::: ENTRIES PROVIDED :::

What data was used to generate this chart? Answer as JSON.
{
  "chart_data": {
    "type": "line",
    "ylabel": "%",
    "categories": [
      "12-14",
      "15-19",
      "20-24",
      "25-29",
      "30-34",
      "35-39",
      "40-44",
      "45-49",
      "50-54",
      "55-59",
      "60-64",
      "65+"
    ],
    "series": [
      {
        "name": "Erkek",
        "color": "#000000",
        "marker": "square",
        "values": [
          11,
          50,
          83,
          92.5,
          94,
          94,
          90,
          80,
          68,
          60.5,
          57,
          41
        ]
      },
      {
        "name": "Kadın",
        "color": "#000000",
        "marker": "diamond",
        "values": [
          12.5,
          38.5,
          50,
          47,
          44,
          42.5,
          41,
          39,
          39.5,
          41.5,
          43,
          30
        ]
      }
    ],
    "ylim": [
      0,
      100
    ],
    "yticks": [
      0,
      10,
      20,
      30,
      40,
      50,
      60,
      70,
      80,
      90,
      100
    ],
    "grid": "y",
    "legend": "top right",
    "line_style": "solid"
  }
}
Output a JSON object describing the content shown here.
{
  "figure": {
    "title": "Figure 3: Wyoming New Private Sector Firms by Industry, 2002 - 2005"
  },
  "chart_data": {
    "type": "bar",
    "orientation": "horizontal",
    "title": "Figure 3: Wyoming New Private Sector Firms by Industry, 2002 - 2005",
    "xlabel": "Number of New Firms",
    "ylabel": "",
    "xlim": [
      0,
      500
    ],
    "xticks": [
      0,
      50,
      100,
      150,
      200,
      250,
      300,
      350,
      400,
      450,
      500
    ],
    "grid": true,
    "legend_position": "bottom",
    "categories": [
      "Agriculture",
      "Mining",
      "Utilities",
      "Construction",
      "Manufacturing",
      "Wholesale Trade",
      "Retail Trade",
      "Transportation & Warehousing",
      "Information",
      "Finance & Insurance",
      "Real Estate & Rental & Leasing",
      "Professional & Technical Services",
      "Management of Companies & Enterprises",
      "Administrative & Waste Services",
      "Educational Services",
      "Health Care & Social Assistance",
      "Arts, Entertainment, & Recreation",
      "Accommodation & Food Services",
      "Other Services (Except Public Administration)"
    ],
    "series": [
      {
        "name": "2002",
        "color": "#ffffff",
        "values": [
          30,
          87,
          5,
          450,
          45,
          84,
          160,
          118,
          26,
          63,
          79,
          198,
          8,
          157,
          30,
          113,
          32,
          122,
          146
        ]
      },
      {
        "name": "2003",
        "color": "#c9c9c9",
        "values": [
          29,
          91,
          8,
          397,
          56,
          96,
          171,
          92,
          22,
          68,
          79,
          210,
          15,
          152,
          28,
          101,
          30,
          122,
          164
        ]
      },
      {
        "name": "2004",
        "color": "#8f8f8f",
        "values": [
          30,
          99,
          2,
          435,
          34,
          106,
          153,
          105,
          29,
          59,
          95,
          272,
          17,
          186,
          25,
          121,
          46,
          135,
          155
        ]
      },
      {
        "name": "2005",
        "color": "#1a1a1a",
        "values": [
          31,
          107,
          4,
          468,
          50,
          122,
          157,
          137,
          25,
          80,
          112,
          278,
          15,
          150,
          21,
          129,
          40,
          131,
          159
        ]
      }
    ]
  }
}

:::

Using the entries above, tally how many lines have the word "Industry" in them; write the number and nothing more.

(EXERCISE ANSWER):
2